_PROBLEM_
Locate the lines where "Chuyện" occurs and copy them as they stand.

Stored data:
┌──
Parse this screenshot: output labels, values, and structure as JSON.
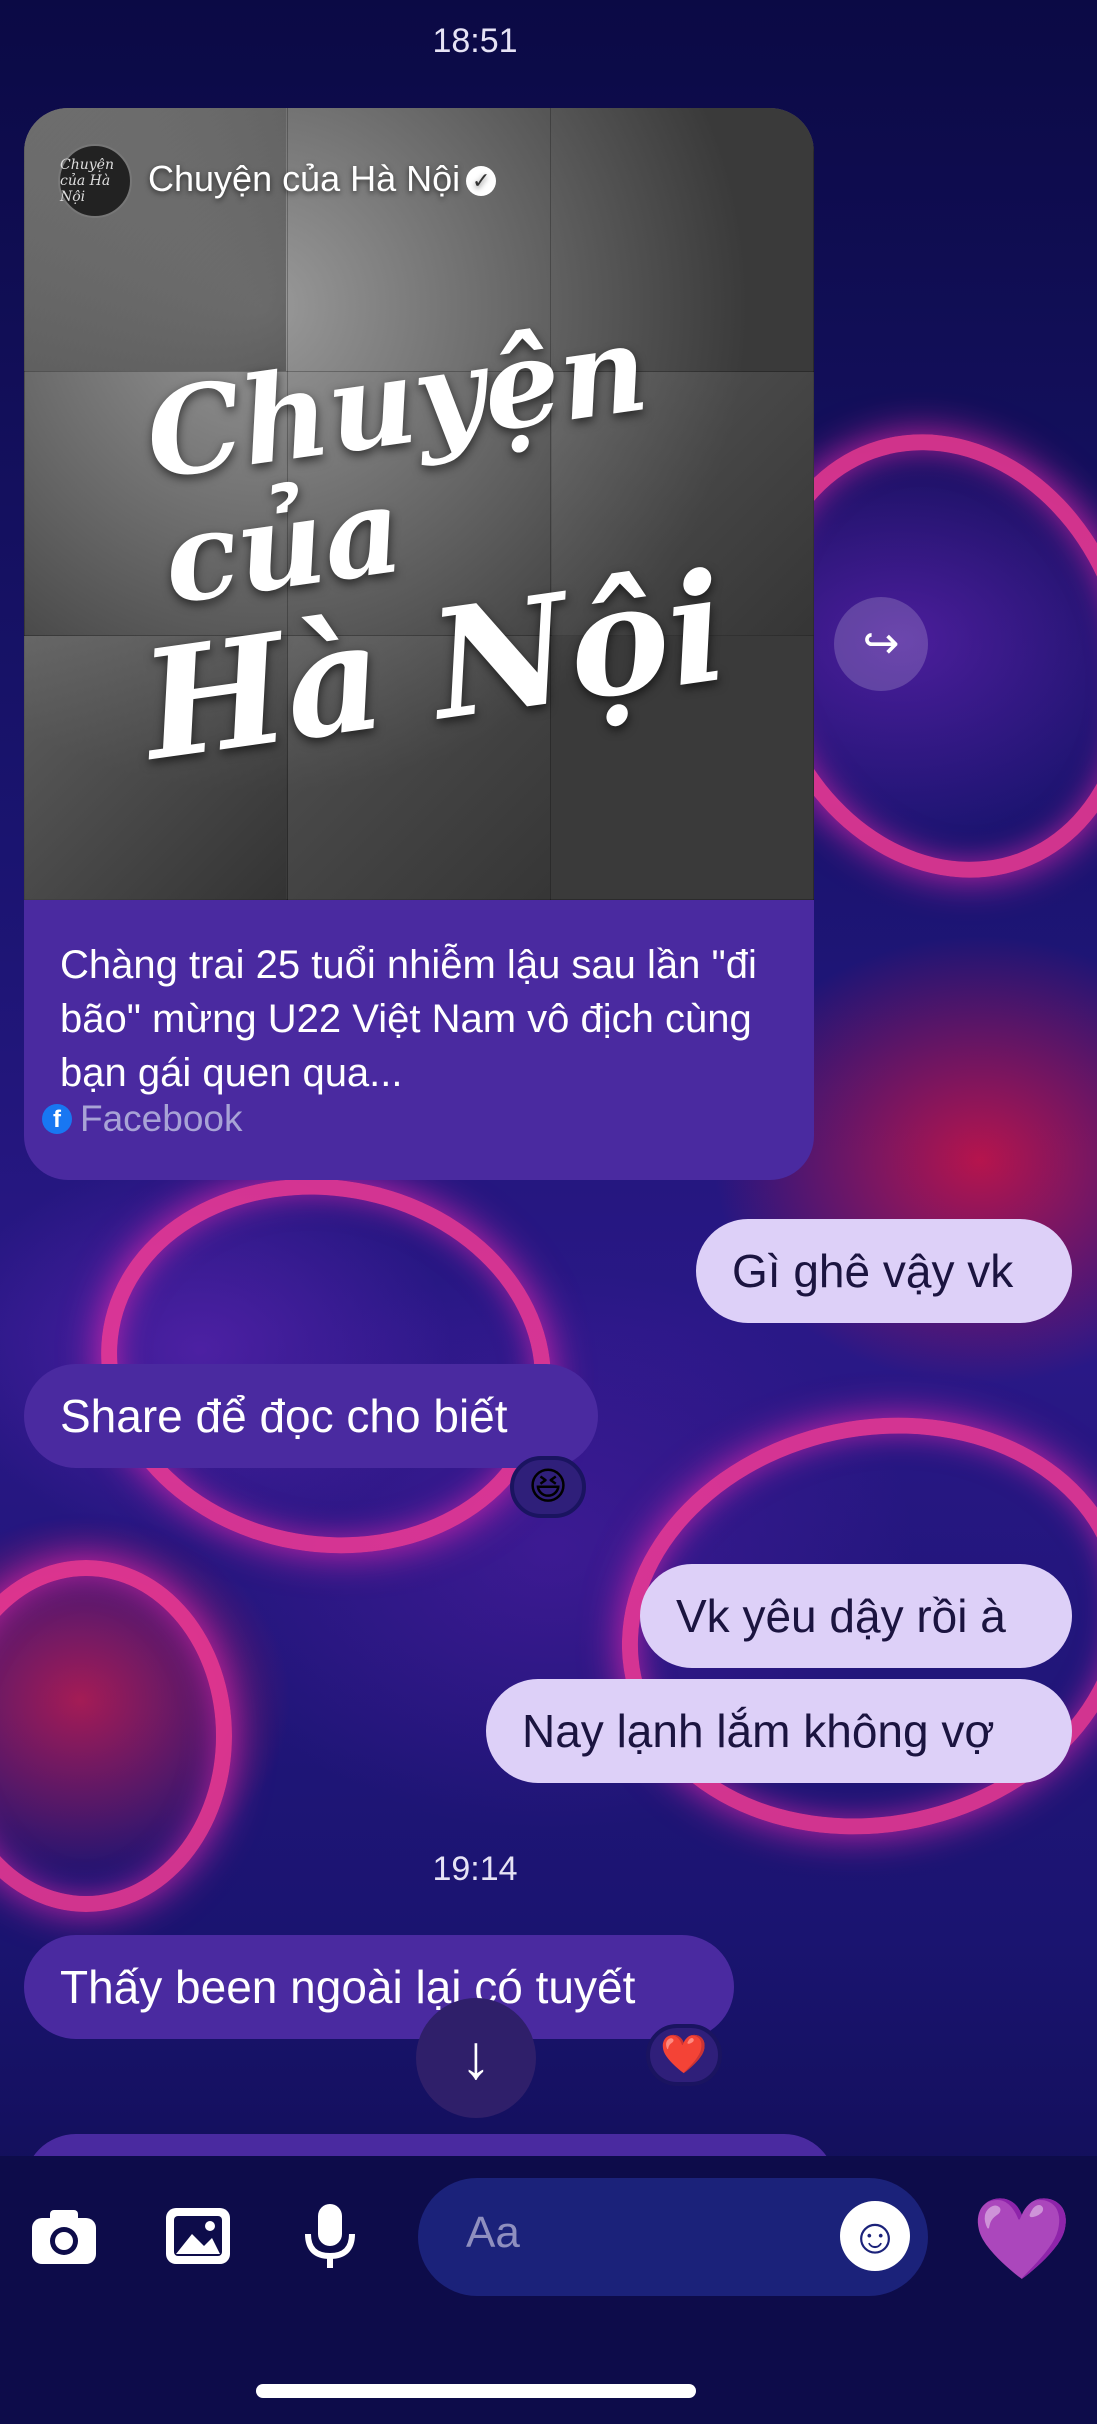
{
  "status": {
    "time_top": "18:51",
    "time_mid": "19:14"
  },
  "shared_card": {
    "author": "Chuyện của Hà Nội",
    "logo_text": "Chuyện của Hà Nội",
    "art_line1": "Chuyện của",
    "art_line2": "Hà Nội",
    "headline": "Chàng trai 25 tuổi nhiễm lậu sau lần \"đi bão\" mừng U22 Việt Nam vô địch cùng bạn gái quen qua...",
    "source": "Facebook"
  },
  "messages": [
    {
      "dir": "out",
      "text": "Gì ghê vậy vk"
    },
    {
      "dir": "in",
      "text": "Share để đọc cho biết",
      "reaction": "😆"
    },
    {
      "dir": "out",
      "text": "Vk yêu dậy rồi à"
    },
    {
      "dir": "out",
      "text": "Nay lạnh lắm không vợ"
    },
    {
      "dir": "in",
      "text": "Thấy been ngoài lại có tuyết",
      "reaction": "❤️"
    }
  ],
  "icons": {
    "share": "↪",
    "scroll_down": "↓",
    "camera": "camera-icon",
    "gallery": "image-icon",
    "mic": "mic-icon",
    "emoji": "☺",
    "like": "💜",
    "verified": "✓"
  },
  "composer": {
    "placeholder": "Aa"
  },
  "colors": {
    "outgoing_bubble": "#ddd0f8",
    "incoming_bubble": "#4a2aa0",
    "background": "#0d0b4a"
  }
}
└──
_TASK ANSWER_
    "author": "Chuyện của Hà Nội",
    "logo_text": "Chuyện của Hà Nội",
    "art_line1": "Chuyện của",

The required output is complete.